### [DATASET RECORDS]
++++++

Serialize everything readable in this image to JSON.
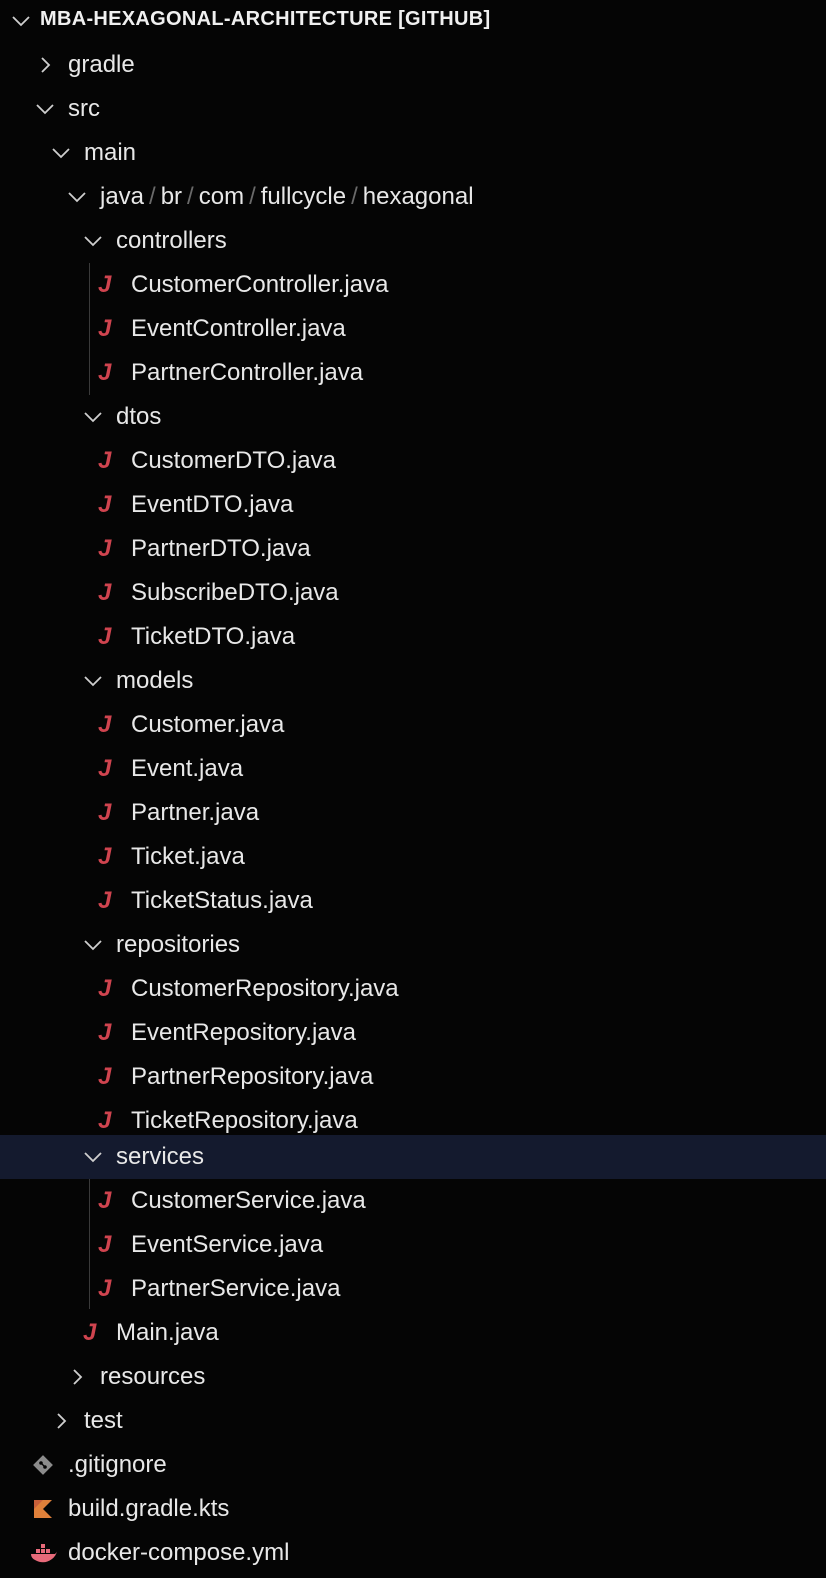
{
  "header": {
    "title": "MBA-HEXAGONAL-ARCHITECTURE [GITHUB]",
    "icon": "chevron-down-icon"
  },
  "colors": {
    "background": "#050505",
    "selected_row": "#141a2e",
    "java_icon": "#d0444f",
    "kotlin_icon": "#e0803a",
    "docker_icon": "#e86a7a"
  },
  "tree": {
    "gradle": "gradle",
    "src": "src",
    "main": "main",
    "java_path": [
      "java",
      "br",
      "com",
      "fullcycle",
      "hexagonal"
    ],
    "controllers": {
      "label": "controllers",
      "files": [
        "CustomerController.java",
        "EventController.java",
        "PartnerController.java"
      ]
    },
    "dtos": {
      "label": "dtos",
      "files": [
        "CustomerDTO.java",
        "EventDTO.java",
        "PartnerDTO.java",
        "SubscribeDTO.java",
        "TicketDTO.java"
      ]
    },
    "models": {
      "label": "models",
      "files": [
        "Customer.java",
        "Event.java",
        "Partner.java",
        "Ticket.java",
        "TicketStatus.java"
      ]
    },
    "repositories": {
      "label": "repositories",
      "files": [
        "CustomerRepository.java",
        "EventRepository.java",
        "PartnerRepository.java",
        "TicketRepository.java"
      ]
    },
    "services": {
      "label": "services",
      "files": [
        "CustomerService.java",
        "EventService.java",
        "PartnerService.java"
      ]
    },
    "main_java": "Main.java",
    "resources": "resources",
    "test": "test",
    "gitignore": ".gitignore",
    "build_gradle": "build.gradle.kts",
    "docker_compose": "docker-compose.yml"
  },
  "java_icon_glyph": "J"
}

++++++

### [DIRECTIONS]
Each record above should come back exactly the same, only without its pictures.

### [RESPONSE TO THE TASK]
Serialize everything readable in this image to JSON.
{
  "header": {
    "title": "MBA-HEXAGONAL-ARCHITECTURE [GITHUB]",
    "icon": "chevron-down-icon"
  },
  "colors": {
    "background": "#050505",
    "selected_row": "#141a2e",
    "java_icon": "#d0444f",
    "kotlin_icon": "#e0803a",
    "docker_icon": "#e86a7a"
  },
  "tree": {
    "gradle": "gradle",
    "src": "src",
    "main": "main",
    "java_path": [
      "java",
      "br",
      "com",
      "fullcycle",
      "hexagonal"
    ],
    "controllers": {
      "label": "controllers",
      "files": [
        "CustomerController.java",
        "EventController.java",
        "PartnerController.java"
      ]
    },
    "dtos": {
      "label": "dtos",
      "files": [
        "CustomerDTO.java",
        "EventDTO.java",
        "PartnerDTO.java",
        "SubscribeDTO.java",
        "TicketDTO.java"
      ]
    },
    "models": {
      "label": "models",
      "files": [
        "Customer.java",
        "Event.java",
        "Partner.java",
        "Ticket.java",
        "TicketStatus.java"
      ]
    },
    "repositories": {
      "label": "repositories",
      "files": [
        "CustomerRepository.java",
        "EventRepository.java",
        "PartnerRepository.java",
        "TicketRepository.java"
      ]
    },
    "services": {
      "label": "services",
      "files": [
        "CustomerService.java",
        "EventService.java",
        "PartnerService.java"
      ]
    },
    "main_java": "Main.java",
    "resources": "resources",
    "test": "test",
    "gitignore": ".gitignore",
    "build_gradle": "build.gradle.kts",
    "docker_compose": "docker-compose.yml"
  },
  "java_icon_glyph": "J"
}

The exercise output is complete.